» Input data:
....................

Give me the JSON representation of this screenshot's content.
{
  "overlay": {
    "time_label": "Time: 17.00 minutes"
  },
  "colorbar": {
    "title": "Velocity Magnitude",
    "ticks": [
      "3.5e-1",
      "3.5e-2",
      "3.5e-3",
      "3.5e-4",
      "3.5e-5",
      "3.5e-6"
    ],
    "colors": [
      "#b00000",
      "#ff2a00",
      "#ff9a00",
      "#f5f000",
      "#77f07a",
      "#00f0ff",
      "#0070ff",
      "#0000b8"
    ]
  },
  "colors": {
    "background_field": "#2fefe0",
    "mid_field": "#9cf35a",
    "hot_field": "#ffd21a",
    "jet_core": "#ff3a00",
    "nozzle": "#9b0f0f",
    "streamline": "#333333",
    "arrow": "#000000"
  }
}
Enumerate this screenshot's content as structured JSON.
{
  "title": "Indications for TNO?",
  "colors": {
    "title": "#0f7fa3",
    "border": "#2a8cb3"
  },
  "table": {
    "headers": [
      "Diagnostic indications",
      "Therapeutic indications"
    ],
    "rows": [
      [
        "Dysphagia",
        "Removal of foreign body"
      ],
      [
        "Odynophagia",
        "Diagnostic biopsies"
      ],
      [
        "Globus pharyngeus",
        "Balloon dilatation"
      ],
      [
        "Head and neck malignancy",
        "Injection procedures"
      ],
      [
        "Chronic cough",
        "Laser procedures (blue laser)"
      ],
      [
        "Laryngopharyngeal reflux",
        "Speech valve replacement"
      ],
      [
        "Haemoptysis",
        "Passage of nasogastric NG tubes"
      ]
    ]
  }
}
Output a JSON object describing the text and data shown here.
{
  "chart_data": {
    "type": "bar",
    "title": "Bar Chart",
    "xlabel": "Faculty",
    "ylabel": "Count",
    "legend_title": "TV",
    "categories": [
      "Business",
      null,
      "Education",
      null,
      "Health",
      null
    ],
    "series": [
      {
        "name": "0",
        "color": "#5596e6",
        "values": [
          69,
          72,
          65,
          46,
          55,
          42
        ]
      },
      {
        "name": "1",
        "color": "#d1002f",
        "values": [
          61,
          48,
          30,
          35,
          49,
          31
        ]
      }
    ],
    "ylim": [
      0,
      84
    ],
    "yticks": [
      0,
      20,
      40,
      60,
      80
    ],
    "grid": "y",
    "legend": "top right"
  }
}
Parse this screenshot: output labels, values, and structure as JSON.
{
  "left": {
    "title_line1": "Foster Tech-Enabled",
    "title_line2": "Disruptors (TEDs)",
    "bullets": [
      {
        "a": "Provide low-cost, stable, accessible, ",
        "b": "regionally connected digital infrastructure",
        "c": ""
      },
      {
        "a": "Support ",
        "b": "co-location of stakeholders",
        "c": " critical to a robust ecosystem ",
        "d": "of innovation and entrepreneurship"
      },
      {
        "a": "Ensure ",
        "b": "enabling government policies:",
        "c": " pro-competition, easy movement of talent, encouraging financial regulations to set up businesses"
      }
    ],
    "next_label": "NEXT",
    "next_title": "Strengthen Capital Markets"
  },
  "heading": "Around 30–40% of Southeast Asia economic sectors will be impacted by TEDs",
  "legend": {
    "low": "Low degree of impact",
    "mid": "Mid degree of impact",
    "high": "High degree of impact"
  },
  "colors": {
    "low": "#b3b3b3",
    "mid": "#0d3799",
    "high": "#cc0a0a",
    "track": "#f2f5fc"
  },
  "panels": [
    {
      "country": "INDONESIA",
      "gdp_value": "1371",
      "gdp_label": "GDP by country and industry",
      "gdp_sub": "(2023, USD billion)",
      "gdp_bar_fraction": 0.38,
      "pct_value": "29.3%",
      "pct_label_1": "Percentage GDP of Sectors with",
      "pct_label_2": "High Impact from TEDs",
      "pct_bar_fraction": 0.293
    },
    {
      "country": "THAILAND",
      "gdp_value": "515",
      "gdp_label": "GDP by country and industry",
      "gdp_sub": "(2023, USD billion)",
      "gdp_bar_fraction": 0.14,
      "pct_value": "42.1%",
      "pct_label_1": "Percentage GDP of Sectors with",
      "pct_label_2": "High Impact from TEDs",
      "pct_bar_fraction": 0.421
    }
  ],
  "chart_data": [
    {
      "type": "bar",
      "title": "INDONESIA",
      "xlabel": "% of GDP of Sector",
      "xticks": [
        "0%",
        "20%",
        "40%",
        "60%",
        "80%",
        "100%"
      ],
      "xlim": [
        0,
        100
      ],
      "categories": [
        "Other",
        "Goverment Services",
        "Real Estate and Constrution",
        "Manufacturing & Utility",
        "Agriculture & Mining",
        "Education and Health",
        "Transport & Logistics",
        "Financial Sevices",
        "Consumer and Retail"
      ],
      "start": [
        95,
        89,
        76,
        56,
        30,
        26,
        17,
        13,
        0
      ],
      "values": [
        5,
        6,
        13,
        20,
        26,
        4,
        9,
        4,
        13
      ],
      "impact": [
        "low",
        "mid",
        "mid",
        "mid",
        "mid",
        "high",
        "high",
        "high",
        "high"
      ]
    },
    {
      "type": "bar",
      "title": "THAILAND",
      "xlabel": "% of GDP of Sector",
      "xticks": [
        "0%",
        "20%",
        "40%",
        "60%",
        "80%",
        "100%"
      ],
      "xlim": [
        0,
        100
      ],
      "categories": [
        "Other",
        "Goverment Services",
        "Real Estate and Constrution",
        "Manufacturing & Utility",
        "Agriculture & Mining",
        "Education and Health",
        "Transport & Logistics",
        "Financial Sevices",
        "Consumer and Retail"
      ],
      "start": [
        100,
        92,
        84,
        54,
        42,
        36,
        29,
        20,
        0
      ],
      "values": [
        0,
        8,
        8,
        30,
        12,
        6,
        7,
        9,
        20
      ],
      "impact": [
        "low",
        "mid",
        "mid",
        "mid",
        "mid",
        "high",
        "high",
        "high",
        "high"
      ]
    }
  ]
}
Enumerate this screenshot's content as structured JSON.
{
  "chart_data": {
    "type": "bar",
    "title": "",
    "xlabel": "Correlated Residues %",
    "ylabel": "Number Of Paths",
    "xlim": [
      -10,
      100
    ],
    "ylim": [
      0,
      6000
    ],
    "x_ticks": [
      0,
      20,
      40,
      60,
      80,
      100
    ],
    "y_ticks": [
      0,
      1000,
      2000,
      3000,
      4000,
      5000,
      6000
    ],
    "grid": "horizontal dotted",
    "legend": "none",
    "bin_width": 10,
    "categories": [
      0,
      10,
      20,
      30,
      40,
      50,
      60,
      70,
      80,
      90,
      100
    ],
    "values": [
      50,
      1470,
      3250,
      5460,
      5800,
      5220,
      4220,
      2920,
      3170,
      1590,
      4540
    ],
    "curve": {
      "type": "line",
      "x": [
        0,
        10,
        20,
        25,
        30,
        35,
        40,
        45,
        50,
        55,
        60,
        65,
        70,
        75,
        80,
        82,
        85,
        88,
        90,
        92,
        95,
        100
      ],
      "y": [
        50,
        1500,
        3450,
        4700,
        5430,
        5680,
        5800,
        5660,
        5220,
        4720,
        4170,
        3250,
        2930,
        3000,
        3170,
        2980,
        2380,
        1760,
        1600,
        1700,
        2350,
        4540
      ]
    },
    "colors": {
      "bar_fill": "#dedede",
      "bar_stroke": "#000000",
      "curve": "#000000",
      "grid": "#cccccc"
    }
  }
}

....................

» Problem requirements: Exactly reproduce every line found in the records.

» Correct answer:
Give me the JSON representation of this screenshot's content.
{
  "overlay": {
    "time_label": "Time: 17.00 minutes"
  },
  "colorbar": {
    "title": "Velocity Magnitude",
    "ticks": [
      "3.5e-1",
      "3.5e-2",
      "3.5e-3",
      "3.5e-4",
      "3.5e-5",
      "3.5e-6"
    ],
    "colors": [
      "#b00000",
      "#ff2a00",
      "#ff9a00",
      "#f5f000",
      "#77f07a",
      "#00f0ff",
      "#0070ff",
      "#0000b8"
    ]
  },
  "colors": {
    "background_field": "#2fefe0",
    "mid_field": "#9cf35a",
    "hot_field": "#ffd21a",
    "jet_core": "#ff3a00",
    "nozzle": "#9b0f0f",
    "streamline": "#333333",
    "arrow": "#000000"
  }
}
Enumerate this screenshot's content as structured JSON.
{
  "title": "Indications for TNO?",
  "colors": {
    "title": "#0f7fa3",
    "border": "#2a8cb3"
  },
  "table": {
    "headers": [
      "Diagnostic indications",
      "Therapeutic indications"
    ],
    "rows": [
      [
        "Dysphagia",
        "Removal of foreign body"
      ],
      [
        "Odynophagia",
        "Diagnostic biopsies"
      ],
      [
        "Globus pharyngeus",
        "Balloon dilatation"
      ],
      [
        "Head and neck malignancy",
        "Injection procedures"
      ],
      [
        "Chronic cough",
        "Laser procedures (blue laser)"
      ],
      [
        "Laryngopharyngeal reflux",
        "Speech valve replacement"
      ],
      [
        "Haemoptysis",
        "Passage of nasogastric NG tubes"
      ]
    ]
  }
}
Output a JSON object describing the text and data shown here.
{
  "chart_data": {
    "type": "bar",
    "title": "Bar Chart",
    "xlabel": "Faculty",
    "ylabel": "Count",
    "legend_title": "TV",
    "categories": [
      "Business",
      null,
      "Education",
      null,
      "Health",
      null
    ],
    "series": [
      {
        "name": "0",
        "color": "#5596e6",
        "values": [
          69,
          72,
          65,
          46,
          55,
          42
        ]
      },
      {
        "name": "1",
        "color": "#d1002f",
        "values": [
          61,
          48,
          30,
          35,
          49,
          31
        ]
      }
    ],
    "ylim": [
      0,
      84
    ],
    "yticks": [
      0,
      20,
      40,
      60,
      80
    ],
    "grid": "y",
    "legend": "top right"
  }
}
Parse this screenshot: output labels, values, and structure as JSON.
{
  "left": {
    "title_line1": "Foster Tech-Enabled",
    "title_line2": "Disruptors (TEDs)",
    "bullets": [
      {
        "a": "Provide low-cost, stable, accessible, ",
        "b": "regionally connected digital infrastructure",
        "c": ""
      },
      {
        "a": "Support ",
        "b": "co-location of stakeholders",
        "c": " critical to a robust ecosystem ",
        "d": "of innovation and entrepreneurship"
      },
      {
        "a": "Ensure ",
        "b": "enabling government policies:",
        "c": " pro-competition, easy movement of talent, encouraging financial regulations to set up businesses"
      }
    ],
    "next_label": "NEXT",
    "next_title": "Strengthen Capital Markets"
  },
  "heading": "Around 30–40% of Southeast Asia economic sectors will be impacted by TEDs",
  "legend": {
    "low": "Low degree of impact",
    "mid": "Mid degree of impact",
    "high": "High degree of impact"
  },
  "colors": {
    "low": "#b3b3b3",
    "mid": "#0d3799",
    "high": "#cc0a0a",
    "track": "#f2f5fc"
  },
  "panels": [
    {
      "country": "INDONESIA",
      "gdp_value": "1371",
      "gdp_label": "GDP by country and industry",
      "gdp_sub": "(2023, USD billion)",
      "gdp_bar_fraction": 0.38,
      "pct_value": "29.3%",
      "pct_label_1": "Percentage GDP of Sectors with",
      "pct_label_2": "High Impact from TEDs",
      "pct_bar_fraction": 0.293
    },
    {
      "country": "THAILAND",
      "gdp_value": "515",
      "gdp_label": "GDP by country and industry",
      "gdp_sub": "(2023, USD billion)",
      "gdp_bar_fraction": 0.14,
      "pct_value": "42.1%",
      "pct_label_1": "Percentage GDP of Sectors with",
      "pct_label_2": "High Impact from TEDs",
      "pct_bar_fraction": 0.421
    }
  ],
  "chart_data": [
    {
      "type": "bar",
      "title": "INDONESIA",
      "xlabel": "% of GDP of Sector",
      "xticks": [
        "0%",
        "20%",
        "40%",
        "60%",
        "80%",
        "100%"
      ],
      "xlim": [
        0,
        100
      ],
      "categories": [
        "Other",
        "Goverment Services",
        "Real Estate and Constrution",
        "Manufacturing & Utility",
        "Agriculture & Mining",
        "Education and Health",
        "Transport & Logistics",
        "Financial Sevices",
        "Consumer and Retail"
      ],
      "start": [
        95,
        89,
        76,
        56,
        30,
        26,
        17,
        13,
        0
      ],
      "values": [
        5,
        6,
        13,
        20,
        26,
        4,
        9,
        4,
        13
      ],
      "impact": [
        "low",
        "mid",
        "mid",
        "mid",
        "mid",
        "high",
        "high",
        "high",
        "high"
      ]
    },
    {
      "type": "bar",
      "title": "THAILAND",
      "xlabel": "% of GDP of Sector",
      "xticks": [
        "0%",
        "20%",
        "40%",
        "60%",
        "80%",
        "100%"
      ],
      "xlim": [
        0,
        100
      ],
      "categories": [
        "Other",
        "Goverment Services",
        "Real Estate and Constrution",
        "Manufacturing & Utility",
        "Agriculture & Mining",
        "Education and Health",
        "Transport & Logistics",
        "Financial Sevices",
        "Consumer and Retail"
      ],
      "start": [
        100,
        92,
        84,
        54,
        42,
        36,
        29,
        20,
        0
      ],
      "values": [
        0,
        8,
        8,
        30,
        12,
        6,
        7,
        9,
        20
      ],
      "impact": [
        "low",
        "mid",
        "mid",
        "mid",
        "mid",
        "high",
        "high",
        "high",
        "high"
      ]
    }
  ]
}
Enumerate this screenshot's content as structured JSON.
{
  "chart_data": {
    "type": "bar",
    "title": "",
    "xlabel": "Correlated Residues %",
    "ylabel": "Number Of Paths",
    "xlim": [
      -10,
      100
    ],
    "ylim": [
      0,
      6000
    ],
    "x_ticks": [
      0,
      20,
      40,
      60,
      80,
      100
    ],
    "y_ticks": [
      0,
      1000,
      2000,
      3000,
      4000,
      5000,
      6000
    ],
    "grid": "horizontal dotted",
    "legend": "none",
    "bin_width": 10,
    "categories": [
      0,
      10,
      20,
      30,
      40,
      50,
      60,
      70,
      80,
      90,
      100
    ],
    "values": [
      50,
      1470,
      3250,
      5460,
      5800,
      5220,
      4220,
      2920,
      3170,
      1590,
      4540
    ],
    "curve": {
      "type": "line",
      "x": [
        0,
        10,
        20,
        25,
        30,
        35,
        40,
        45,
        50,
        55,
        60,
        65,
        70,
        75,
        80,
        82,
        85,
        88,
        90,
        92,
        95,
        100
      ],
      "y": [
        50,
        1500,
        3450,
        4700,
        5430,
        5680,
        5800,
        5660,
        5220,
        4720,
        4170,
        3250,
        2930,
        3000,
        3170,
        2980,
        2380,
        1760,
        1600,
        1700,
        2350,
        4540
      ]
    },
    "colors": {
      "bar_fill": "#dedede",
      "bar_stroke": "#000000",
      "curve": "#000000",
      "grid": "#cccccc"
    }
  }
}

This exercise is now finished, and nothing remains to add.